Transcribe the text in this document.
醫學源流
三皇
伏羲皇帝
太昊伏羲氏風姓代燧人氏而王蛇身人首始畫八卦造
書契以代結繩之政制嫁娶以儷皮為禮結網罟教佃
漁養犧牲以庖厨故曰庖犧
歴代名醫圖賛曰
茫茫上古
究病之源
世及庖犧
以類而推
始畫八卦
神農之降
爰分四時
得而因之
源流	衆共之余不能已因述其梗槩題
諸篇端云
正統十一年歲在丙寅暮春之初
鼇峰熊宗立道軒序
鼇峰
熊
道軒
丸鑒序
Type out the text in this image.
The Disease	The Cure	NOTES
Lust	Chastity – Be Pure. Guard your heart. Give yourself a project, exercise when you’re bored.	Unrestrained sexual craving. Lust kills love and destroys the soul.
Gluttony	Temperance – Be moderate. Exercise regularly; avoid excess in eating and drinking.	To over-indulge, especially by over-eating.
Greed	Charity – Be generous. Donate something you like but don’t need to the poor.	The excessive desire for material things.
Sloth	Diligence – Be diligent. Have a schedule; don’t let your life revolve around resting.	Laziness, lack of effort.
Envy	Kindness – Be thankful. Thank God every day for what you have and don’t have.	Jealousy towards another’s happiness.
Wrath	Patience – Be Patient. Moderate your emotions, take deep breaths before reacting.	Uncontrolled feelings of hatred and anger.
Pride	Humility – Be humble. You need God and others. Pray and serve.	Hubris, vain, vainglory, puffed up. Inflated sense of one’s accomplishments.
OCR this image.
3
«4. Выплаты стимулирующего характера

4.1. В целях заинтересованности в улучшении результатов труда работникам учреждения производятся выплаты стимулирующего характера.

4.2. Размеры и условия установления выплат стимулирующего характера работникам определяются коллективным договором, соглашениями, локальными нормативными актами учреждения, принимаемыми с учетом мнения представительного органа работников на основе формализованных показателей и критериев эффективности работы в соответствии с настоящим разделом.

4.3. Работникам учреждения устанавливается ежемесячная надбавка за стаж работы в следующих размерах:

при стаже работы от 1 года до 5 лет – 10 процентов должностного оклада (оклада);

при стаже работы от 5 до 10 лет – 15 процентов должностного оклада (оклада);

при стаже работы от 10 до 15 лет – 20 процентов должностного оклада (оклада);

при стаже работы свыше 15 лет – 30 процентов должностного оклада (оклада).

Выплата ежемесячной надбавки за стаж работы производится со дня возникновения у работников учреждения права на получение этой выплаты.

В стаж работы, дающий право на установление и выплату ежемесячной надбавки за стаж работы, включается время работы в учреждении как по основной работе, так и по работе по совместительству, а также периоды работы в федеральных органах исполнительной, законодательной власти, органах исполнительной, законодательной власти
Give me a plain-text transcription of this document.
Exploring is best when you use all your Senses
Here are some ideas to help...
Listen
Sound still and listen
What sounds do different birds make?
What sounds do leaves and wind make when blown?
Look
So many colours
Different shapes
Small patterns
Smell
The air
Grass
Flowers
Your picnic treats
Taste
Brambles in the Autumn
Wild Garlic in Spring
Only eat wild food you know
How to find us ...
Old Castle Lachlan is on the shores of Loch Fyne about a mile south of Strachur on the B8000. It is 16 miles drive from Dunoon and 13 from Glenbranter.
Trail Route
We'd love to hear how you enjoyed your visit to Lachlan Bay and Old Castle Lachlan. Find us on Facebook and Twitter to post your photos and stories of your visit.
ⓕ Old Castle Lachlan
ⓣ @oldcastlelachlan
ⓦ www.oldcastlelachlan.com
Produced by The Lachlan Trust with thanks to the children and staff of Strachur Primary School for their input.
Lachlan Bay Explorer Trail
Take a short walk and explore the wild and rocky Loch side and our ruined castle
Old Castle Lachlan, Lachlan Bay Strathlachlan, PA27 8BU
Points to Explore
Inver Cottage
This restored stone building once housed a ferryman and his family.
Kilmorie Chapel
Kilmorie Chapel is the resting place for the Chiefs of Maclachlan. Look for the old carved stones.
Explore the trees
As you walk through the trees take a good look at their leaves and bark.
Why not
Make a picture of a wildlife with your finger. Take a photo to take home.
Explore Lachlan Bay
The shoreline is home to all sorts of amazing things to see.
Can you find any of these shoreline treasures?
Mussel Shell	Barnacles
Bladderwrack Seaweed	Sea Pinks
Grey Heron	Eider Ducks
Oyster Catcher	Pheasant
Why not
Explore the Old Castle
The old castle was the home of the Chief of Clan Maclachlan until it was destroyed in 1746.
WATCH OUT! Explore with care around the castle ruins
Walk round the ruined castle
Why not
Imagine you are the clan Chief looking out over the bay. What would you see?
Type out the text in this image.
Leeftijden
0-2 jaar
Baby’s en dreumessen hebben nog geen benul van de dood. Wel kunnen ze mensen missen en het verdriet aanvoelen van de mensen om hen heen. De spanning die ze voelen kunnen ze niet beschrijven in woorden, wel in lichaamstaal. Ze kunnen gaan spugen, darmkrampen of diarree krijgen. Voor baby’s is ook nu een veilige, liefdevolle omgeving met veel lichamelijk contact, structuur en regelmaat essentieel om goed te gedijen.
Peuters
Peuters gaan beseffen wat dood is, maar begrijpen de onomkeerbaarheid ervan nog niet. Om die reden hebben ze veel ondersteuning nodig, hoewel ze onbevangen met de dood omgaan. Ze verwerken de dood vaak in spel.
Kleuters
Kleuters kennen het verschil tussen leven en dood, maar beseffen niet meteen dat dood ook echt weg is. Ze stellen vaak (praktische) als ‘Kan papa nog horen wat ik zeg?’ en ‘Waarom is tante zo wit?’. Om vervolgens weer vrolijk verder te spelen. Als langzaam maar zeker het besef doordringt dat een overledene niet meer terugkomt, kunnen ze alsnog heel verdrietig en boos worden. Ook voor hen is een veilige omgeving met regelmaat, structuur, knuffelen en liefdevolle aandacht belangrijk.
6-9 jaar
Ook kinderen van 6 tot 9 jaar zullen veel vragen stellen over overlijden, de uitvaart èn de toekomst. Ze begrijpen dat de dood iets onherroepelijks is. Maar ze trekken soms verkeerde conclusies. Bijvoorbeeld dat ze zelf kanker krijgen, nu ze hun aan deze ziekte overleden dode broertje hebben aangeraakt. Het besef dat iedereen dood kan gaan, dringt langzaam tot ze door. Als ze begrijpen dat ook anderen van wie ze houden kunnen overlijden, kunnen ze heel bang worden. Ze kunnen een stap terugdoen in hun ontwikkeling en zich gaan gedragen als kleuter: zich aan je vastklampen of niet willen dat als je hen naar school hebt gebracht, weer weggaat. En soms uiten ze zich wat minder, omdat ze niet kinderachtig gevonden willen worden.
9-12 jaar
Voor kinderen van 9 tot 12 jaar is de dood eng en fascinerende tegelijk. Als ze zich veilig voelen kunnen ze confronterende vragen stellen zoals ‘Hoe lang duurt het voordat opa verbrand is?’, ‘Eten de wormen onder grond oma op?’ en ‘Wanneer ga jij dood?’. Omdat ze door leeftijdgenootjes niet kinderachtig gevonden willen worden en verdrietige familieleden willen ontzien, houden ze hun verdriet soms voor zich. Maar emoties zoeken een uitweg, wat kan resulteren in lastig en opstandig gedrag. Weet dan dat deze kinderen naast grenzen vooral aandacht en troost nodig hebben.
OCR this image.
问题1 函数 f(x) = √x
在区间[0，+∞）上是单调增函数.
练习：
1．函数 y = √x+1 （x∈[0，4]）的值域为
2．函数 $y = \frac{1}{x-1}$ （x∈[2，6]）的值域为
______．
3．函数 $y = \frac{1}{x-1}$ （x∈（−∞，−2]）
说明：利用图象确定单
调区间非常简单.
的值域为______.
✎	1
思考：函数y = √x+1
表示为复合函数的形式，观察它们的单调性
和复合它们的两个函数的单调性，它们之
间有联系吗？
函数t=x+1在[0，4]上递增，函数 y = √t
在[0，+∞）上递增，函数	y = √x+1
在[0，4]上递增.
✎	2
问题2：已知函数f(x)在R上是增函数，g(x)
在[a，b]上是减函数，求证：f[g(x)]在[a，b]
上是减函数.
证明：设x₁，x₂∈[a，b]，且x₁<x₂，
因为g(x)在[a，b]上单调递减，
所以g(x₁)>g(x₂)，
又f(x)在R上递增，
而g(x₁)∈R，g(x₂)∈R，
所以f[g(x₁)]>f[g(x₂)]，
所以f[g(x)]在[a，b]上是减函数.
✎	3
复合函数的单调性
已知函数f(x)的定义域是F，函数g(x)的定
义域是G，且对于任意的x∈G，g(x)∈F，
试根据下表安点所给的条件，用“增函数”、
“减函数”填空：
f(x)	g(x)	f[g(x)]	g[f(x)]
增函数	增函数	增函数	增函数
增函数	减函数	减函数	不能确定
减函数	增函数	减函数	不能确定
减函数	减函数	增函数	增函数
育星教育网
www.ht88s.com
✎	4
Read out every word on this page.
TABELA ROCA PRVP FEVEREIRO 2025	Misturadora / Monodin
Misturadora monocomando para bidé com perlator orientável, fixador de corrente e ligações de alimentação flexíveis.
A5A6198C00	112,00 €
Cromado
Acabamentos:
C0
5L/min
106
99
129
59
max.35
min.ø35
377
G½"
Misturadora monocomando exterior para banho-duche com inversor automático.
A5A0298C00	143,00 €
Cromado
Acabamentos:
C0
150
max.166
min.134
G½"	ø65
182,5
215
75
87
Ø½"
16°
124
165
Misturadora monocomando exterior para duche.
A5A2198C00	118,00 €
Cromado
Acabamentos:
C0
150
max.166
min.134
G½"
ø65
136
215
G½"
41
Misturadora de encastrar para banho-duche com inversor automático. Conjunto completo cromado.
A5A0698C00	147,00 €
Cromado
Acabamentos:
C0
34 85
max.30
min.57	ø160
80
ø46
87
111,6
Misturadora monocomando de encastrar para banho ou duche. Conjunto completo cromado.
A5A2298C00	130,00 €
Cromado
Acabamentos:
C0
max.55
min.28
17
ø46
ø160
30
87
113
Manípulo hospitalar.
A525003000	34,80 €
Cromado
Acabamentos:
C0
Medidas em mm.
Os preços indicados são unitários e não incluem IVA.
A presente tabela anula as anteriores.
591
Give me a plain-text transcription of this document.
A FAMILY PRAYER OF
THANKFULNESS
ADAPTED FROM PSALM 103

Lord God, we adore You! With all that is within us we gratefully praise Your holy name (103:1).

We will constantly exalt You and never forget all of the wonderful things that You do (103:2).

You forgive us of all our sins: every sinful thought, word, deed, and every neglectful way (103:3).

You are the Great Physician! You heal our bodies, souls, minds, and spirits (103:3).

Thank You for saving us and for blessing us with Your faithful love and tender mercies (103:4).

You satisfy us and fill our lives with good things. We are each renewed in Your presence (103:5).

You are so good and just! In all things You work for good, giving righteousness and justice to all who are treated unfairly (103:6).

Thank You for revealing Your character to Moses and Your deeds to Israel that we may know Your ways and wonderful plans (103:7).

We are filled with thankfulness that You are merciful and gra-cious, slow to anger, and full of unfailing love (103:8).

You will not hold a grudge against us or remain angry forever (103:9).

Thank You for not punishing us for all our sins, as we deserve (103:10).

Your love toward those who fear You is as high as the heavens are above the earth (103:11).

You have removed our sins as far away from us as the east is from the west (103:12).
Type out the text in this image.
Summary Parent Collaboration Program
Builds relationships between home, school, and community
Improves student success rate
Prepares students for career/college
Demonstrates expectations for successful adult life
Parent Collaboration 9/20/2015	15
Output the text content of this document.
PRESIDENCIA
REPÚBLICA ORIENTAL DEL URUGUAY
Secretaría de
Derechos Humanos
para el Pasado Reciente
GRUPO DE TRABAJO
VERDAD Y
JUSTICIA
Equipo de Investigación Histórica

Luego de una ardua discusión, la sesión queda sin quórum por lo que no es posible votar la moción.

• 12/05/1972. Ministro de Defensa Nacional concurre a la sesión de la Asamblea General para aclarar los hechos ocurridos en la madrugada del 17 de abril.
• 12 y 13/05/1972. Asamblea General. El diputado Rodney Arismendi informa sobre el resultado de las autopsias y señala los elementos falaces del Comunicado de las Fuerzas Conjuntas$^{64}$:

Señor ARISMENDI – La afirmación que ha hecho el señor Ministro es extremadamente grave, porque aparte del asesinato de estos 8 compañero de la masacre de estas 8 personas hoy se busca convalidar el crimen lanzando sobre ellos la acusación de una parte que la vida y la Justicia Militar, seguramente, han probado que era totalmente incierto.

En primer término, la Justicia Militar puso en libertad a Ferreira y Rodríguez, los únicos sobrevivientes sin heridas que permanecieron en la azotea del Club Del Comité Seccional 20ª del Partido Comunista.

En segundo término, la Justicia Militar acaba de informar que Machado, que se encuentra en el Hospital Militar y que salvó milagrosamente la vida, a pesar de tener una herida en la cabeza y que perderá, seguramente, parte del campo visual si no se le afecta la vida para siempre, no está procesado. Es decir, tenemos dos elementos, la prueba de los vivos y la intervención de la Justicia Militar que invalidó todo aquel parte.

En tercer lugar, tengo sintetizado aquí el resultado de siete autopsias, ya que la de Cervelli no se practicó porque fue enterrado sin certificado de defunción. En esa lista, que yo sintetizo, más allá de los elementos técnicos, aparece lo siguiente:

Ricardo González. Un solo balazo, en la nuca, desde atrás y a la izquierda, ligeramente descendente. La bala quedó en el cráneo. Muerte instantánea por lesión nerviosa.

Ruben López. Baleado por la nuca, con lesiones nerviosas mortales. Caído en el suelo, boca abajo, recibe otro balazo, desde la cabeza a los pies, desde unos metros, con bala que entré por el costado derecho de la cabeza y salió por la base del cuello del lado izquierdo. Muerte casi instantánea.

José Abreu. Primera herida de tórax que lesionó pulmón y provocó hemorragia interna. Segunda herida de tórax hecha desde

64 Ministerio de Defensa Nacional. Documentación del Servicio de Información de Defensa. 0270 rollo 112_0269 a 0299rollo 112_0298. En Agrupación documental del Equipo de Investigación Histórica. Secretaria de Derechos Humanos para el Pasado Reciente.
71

Exercise instructions:
Copy out each line of the material that holds the word "Maclachlan".

Worked solution:
Kilmorie Chapel is the resting place for the Chiefs of Maclachlan. Look for the old carved stones.
The old castle was the home of the Chief of Clan Maclachlan until it was destroyed in 1746.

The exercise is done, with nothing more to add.